• **GIVEN EXERCISE**: Determine the number of lines containing the word "this". Reply with it and nothing else.

• **ROWS**:
___
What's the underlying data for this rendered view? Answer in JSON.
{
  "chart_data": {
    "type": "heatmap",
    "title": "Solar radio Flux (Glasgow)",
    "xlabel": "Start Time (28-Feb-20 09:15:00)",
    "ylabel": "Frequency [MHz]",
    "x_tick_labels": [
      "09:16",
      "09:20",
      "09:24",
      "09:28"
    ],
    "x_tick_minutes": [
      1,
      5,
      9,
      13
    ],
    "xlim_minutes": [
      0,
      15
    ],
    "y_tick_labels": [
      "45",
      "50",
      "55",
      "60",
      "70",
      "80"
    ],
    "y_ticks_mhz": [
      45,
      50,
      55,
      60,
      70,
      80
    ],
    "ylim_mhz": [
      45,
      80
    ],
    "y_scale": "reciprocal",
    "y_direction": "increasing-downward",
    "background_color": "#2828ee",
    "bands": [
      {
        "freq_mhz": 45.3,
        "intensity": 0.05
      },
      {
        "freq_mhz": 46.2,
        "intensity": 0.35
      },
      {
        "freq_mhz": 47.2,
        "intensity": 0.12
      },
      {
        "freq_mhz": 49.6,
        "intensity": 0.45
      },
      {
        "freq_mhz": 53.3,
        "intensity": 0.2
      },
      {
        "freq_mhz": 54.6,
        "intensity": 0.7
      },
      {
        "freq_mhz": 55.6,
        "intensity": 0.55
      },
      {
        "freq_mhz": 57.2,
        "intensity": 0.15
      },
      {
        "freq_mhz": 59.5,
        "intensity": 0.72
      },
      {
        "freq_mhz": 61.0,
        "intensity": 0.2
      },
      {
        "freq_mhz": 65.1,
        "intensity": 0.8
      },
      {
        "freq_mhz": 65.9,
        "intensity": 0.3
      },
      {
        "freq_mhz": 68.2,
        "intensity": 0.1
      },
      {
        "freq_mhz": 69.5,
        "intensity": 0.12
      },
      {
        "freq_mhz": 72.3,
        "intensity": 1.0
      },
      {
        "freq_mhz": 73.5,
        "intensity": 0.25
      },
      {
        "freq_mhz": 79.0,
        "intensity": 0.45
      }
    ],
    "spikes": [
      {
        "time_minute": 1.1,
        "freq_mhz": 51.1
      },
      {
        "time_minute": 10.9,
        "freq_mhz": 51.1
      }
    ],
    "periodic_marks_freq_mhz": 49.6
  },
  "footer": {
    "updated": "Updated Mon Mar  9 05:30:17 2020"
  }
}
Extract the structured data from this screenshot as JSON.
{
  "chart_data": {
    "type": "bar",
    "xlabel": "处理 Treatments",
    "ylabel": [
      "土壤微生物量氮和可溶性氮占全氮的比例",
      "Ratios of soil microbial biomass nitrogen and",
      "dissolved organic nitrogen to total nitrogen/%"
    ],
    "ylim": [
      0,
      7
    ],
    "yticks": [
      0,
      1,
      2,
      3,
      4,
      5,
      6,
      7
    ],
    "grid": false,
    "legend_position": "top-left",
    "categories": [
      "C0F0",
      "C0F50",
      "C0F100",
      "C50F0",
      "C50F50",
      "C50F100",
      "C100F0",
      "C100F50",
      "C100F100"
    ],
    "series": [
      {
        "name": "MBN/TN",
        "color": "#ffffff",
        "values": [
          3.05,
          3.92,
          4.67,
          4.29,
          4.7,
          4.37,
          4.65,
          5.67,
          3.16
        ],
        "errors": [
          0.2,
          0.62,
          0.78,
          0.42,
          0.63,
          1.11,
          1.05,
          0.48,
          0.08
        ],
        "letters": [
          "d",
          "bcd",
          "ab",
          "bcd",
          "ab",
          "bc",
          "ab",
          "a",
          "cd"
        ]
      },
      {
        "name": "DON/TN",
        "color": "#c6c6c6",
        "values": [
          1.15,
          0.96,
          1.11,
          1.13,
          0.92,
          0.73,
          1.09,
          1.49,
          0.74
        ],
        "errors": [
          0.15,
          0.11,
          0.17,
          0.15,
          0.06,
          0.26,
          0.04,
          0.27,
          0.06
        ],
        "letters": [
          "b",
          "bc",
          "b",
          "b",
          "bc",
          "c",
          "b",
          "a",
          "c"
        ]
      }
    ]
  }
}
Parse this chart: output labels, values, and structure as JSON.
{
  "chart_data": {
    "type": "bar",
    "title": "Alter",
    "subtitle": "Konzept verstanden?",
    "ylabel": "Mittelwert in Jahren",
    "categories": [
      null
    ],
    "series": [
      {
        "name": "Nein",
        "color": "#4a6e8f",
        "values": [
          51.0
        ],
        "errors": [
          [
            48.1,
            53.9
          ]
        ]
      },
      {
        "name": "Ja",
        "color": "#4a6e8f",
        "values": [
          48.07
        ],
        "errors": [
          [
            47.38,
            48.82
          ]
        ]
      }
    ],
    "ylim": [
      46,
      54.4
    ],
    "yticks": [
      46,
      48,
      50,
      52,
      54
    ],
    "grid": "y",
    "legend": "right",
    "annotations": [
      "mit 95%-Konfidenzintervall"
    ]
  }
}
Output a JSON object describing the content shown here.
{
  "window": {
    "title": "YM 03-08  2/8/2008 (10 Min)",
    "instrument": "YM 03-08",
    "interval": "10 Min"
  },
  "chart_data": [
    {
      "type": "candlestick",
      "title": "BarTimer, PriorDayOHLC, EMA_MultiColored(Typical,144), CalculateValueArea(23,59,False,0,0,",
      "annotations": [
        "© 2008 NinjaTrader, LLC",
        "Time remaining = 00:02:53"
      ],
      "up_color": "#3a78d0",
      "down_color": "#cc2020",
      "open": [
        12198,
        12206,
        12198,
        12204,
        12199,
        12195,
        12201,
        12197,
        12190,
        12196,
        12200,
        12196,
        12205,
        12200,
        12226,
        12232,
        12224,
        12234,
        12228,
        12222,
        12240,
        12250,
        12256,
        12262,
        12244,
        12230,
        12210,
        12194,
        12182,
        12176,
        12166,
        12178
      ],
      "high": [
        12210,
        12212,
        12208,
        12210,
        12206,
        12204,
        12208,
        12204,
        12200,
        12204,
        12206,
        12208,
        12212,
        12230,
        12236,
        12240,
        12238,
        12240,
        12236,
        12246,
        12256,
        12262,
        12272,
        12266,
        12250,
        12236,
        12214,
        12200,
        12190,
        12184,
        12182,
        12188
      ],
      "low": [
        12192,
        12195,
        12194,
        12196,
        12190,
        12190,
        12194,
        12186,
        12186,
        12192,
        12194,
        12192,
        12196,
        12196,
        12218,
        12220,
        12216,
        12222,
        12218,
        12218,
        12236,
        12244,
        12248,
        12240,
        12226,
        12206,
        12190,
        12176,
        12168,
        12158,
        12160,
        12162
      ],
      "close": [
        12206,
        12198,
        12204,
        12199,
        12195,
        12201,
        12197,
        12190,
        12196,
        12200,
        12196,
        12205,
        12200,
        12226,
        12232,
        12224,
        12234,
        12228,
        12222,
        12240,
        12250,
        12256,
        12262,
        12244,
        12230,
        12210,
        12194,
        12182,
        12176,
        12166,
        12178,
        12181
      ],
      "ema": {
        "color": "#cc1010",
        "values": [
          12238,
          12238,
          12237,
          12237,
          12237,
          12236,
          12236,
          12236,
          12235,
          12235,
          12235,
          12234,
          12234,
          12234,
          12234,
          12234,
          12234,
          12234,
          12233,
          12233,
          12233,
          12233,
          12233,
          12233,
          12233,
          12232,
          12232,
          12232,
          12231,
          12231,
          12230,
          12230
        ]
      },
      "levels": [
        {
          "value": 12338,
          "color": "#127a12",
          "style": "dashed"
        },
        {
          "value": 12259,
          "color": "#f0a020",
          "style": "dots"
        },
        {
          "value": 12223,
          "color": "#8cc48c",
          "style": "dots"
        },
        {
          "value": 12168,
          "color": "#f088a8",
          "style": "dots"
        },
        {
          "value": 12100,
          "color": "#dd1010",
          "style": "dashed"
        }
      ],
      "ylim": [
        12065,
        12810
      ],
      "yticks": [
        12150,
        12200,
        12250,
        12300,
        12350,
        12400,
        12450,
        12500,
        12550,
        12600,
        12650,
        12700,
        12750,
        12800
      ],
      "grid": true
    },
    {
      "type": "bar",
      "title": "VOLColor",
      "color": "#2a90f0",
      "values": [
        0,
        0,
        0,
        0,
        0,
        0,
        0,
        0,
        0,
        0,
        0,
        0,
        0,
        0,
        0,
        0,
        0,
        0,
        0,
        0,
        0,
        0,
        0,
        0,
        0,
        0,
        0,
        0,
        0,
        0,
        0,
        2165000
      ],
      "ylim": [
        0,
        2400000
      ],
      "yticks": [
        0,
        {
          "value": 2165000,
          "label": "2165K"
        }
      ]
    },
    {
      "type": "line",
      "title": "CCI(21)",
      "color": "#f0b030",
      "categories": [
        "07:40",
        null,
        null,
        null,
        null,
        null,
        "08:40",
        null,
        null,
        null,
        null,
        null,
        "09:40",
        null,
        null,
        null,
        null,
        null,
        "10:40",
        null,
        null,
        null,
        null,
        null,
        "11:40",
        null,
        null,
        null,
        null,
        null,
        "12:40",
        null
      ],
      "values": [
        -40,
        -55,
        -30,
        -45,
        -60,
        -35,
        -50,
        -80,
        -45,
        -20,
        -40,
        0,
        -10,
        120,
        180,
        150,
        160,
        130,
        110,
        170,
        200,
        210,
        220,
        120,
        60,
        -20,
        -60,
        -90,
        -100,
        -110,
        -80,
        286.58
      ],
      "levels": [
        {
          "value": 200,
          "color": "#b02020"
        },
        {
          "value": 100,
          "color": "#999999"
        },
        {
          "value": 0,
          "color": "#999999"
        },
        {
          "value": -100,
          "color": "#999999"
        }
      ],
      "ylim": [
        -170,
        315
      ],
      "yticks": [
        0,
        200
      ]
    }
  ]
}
___
• **EXERCISE ANSWER**: 3